╭──

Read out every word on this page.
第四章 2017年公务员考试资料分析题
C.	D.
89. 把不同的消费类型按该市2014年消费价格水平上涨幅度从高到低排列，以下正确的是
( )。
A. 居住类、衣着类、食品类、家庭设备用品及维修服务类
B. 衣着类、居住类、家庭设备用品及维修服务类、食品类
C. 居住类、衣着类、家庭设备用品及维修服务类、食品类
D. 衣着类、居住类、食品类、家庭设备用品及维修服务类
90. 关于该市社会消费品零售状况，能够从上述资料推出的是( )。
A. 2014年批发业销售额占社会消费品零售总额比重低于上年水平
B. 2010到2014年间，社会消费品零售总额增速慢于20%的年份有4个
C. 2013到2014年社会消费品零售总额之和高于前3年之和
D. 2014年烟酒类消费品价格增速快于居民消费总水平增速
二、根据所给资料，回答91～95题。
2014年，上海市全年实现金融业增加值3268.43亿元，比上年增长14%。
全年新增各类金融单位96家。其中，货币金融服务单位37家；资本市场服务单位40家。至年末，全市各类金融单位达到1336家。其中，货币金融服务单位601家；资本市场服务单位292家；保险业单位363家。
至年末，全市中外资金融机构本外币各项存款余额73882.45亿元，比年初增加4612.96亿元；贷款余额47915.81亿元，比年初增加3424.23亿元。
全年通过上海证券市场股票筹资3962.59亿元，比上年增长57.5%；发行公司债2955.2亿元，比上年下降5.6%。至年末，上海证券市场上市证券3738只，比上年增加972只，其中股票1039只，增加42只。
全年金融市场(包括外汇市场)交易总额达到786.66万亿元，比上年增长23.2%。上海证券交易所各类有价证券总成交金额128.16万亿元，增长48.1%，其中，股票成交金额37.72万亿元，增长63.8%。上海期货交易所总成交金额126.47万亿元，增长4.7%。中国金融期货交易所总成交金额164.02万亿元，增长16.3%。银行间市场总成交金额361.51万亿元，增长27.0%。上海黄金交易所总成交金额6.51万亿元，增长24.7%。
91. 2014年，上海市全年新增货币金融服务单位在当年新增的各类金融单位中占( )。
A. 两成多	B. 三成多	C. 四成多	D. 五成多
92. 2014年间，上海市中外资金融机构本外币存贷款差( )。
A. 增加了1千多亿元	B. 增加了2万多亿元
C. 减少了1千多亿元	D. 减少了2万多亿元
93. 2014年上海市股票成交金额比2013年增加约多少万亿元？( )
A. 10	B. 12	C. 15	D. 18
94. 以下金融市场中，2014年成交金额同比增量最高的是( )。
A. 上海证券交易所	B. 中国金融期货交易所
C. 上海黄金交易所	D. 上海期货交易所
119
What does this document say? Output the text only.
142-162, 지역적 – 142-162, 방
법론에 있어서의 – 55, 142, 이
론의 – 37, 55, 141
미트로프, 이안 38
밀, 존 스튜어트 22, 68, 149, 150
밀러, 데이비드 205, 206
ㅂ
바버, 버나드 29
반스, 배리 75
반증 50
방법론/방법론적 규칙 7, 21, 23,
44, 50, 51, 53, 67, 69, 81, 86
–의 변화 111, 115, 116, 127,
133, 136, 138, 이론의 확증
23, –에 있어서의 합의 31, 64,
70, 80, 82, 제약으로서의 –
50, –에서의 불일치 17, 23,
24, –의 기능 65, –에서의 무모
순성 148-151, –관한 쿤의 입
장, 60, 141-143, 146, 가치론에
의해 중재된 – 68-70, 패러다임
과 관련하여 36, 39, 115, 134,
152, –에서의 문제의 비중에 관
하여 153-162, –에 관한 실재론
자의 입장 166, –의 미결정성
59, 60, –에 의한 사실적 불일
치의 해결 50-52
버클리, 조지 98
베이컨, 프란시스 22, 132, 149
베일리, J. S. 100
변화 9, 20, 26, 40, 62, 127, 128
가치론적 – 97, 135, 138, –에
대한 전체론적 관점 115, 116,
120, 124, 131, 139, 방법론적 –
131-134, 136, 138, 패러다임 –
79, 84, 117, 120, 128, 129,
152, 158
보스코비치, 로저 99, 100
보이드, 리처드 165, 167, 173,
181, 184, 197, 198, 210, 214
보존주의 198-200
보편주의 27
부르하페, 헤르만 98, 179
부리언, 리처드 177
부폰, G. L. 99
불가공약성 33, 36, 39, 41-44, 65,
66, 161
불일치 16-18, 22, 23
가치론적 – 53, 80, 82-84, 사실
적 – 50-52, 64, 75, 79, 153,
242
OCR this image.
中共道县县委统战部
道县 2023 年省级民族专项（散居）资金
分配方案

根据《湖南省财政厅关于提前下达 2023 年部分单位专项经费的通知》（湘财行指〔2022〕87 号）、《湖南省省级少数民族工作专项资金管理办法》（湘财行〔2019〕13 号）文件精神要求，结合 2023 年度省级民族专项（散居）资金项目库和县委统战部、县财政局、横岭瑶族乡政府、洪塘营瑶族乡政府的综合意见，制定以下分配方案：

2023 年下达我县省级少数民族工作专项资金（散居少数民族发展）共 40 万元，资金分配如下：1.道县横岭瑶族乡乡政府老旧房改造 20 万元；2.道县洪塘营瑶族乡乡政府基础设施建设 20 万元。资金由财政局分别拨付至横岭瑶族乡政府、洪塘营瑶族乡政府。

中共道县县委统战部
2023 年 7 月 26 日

╰──

Pick out each line containing "방법론적" and report it.

방법론/방법론적 규칙 7, 21, 23,
120, 124, 131, 139, 방법론적 –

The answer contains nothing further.